▸ EXERCISE AIM:
Find the line containing "Output the text content of this document.", then output it and every line after it through the end of the listing below, exactly as written.

────────────────────

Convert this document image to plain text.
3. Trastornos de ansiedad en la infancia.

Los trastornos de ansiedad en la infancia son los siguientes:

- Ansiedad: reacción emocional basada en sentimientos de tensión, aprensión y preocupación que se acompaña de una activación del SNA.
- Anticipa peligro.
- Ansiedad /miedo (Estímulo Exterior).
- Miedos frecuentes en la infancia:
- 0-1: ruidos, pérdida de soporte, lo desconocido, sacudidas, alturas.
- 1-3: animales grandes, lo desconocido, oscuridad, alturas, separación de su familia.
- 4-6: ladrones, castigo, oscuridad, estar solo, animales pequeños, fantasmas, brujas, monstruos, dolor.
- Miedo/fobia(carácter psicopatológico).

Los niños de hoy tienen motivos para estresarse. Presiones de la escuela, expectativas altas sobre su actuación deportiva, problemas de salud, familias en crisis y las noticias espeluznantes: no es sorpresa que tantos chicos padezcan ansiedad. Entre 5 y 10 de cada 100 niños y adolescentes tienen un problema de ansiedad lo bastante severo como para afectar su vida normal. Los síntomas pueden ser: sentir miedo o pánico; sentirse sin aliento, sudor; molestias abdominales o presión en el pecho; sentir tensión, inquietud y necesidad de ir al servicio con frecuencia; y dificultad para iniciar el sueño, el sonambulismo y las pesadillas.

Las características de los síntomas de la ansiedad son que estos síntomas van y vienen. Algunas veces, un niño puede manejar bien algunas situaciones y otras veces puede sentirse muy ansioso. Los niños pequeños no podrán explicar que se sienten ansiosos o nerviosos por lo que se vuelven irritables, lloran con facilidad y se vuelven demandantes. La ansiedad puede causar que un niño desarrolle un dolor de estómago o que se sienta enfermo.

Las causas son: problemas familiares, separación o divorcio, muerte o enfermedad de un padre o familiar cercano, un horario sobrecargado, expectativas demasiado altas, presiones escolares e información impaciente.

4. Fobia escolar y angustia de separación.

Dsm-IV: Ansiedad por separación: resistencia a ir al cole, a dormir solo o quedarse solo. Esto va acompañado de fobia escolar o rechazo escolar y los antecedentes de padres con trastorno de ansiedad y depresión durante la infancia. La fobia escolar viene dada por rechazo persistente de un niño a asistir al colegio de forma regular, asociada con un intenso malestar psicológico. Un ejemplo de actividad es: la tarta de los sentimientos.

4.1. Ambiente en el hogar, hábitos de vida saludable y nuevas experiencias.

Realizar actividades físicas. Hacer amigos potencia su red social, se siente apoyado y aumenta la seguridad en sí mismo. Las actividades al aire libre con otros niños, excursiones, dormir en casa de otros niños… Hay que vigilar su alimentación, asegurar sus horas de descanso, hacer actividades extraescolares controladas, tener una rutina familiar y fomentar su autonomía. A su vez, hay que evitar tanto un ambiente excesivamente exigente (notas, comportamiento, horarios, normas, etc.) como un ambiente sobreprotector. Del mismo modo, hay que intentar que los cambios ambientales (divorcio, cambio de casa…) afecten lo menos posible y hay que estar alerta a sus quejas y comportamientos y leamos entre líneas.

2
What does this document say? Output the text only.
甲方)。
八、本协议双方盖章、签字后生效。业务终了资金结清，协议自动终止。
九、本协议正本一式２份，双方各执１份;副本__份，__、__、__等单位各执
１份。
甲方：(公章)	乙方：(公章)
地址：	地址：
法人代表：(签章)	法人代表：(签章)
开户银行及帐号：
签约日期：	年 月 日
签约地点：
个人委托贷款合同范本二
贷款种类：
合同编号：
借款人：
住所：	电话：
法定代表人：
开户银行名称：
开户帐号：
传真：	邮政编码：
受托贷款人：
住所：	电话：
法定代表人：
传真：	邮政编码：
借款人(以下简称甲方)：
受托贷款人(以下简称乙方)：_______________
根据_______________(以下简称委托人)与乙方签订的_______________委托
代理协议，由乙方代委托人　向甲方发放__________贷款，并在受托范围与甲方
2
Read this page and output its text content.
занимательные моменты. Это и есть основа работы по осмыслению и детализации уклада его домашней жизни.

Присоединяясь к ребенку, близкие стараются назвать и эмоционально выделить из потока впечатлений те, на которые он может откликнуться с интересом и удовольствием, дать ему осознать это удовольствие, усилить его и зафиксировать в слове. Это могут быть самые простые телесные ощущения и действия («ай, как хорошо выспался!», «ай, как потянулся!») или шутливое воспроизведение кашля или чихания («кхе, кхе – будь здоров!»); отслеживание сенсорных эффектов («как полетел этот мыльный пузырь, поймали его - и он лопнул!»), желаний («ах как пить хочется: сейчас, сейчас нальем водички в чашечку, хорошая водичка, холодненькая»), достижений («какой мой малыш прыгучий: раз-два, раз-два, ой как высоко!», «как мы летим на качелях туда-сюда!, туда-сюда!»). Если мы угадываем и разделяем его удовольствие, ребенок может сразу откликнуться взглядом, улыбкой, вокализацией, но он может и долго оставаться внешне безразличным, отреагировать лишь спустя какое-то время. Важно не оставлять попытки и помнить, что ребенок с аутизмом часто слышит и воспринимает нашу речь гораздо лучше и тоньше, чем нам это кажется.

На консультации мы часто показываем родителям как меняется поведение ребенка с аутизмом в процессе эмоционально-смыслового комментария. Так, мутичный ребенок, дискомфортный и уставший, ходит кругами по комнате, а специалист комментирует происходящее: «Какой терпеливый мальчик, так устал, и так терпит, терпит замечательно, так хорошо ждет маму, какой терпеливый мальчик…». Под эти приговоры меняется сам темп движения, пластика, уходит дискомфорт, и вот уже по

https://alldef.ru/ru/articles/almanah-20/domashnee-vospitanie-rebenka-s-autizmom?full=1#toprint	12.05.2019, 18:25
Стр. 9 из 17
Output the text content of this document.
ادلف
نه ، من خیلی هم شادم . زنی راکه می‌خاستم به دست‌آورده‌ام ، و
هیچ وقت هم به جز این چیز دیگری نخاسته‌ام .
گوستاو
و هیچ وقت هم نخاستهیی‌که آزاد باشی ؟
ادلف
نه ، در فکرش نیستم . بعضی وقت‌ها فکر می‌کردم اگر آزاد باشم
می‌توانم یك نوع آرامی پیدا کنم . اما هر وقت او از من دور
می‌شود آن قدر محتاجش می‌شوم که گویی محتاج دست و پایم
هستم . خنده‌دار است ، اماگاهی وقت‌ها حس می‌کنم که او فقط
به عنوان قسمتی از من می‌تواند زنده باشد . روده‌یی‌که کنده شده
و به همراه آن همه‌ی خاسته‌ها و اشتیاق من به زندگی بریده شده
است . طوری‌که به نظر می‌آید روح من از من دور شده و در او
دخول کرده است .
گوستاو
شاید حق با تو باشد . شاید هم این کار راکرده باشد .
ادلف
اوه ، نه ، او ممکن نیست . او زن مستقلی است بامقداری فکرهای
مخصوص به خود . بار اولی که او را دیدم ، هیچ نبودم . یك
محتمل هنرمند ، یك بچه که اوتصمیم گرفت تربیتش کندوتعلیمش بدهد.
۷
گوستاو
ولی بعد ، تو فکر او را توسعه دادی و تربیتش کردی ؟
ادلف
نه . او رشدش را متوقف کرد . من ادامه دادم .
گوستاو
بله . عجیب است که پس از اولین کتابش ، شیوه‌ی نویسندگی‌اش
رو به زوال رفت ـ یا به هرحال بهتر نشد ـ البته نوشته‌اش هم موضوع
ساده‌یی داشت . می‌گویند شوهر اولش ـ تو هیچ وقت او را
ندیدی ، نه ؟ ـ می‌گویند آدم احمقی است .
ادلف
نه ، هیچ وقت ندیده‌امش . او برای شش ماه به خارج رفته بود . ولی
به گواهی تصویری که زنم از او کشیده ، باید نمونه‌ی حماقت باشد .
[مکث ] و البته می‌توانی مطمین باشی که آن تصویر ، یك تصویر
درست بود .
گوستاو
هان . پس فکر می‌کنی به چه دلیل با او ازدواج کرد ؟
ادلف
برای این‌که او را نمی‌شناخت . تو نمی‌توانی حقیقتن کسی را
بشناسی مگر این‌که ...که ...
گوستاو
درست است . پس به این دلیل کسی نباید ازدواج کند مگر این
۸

────────────────────

▸ EXERCISE ANSWER:
Output the text content of this document.
ادلف
نه ، من خیلی هم شادم . زنی راکه می‌خاستم به دست‌آورده‌ام ، و
هیچ وقت هم به جز این چیز دیگری نخاسته‌ام .
گوستاو
و هیچ وقت هم نخاستهیی‌که آزاد باشی ؟
ادلف
نه ، در فکرش نیستم . بعضی وقت‌ها فکر می‌کردم اگر آزاد باشم
می‌توانم یك نوع آرامی پیدا کنم . اما هر وقت او از من دور
می‌شود آن قدر محتاجش می‌شوم که گویی محتاج دست و پایم
هستم . خنده‌دار است ، اماگاهی وقت‌ها حس می‌کنم که او فقط
به عنوان قسمتی از من می‌تواند زنده باشد . روده‌یی‌که کنده شده
و به همراه آن همه‌ی خاسته‌ها و اشتیاق من به زندگی بریده شده
است . طوری‌که به نظر می‌آید روح من از من دور شده و در او
دخول کرده است .
گوستاو
شاید حق با تو باشد . شاید هم این کار راکرده باشد .
ادلف
اوه ، نه ، او ممکن نیست . او زن مستقلی است بامقداری فکرهای
مخصوص به خود . بار اولی که او را دیدم ، هیچ نبودم . یك
محتمل هنرمند ، یك بچه که اوتصمیم گرفت تربیتش کندوتعلیمش بدهد.
۷
گوستاو
ولی بعد ، تو فکر او را توسعه دادی و تربیتش کردی ؟
ادلف
نه . او رشدش را متوقف کرد . من ادامه دادم .
گوستاو
بله . عجیب است که پس از اولین کتابش ، شیوه‌ی نویسندگی‌اش
رو به زوال رفت ـ یا به هرحال بهتر نشد ـ البته نوشته‌اش هم موضوع
ساده‌یی داشت . می‌گویند شوهر اولش ـ تو هیچ وقت او را
ندیدی ، نه ؟ ـ می‌گویند آدم احمقی است .
ادلف
نه ، هیچ وقت ندیده‌امش . او برای شش ماه به خارج رفته بود . ولی
به گواهی تصویری که زنم از او کشیده ، باید نمونه‌ی حماقت باشد .
[مکث ] و البته می‌توانی مطمین باشی که آن تصویر ، یك تصویر
درست بود .
گوستاو
هان . پس فکر می‌کنی به چه دلیل با او ازدواج کرد ؟
ادلف
برای این‌که او را نمی‌شناخت . تو نمی‌توانی حقیقتن کسی را
بشناسی مگر این‌که ...که ...
گوستاو
درست است . پس به این دلیل کسی نباید ازدواج کند مگر این
۸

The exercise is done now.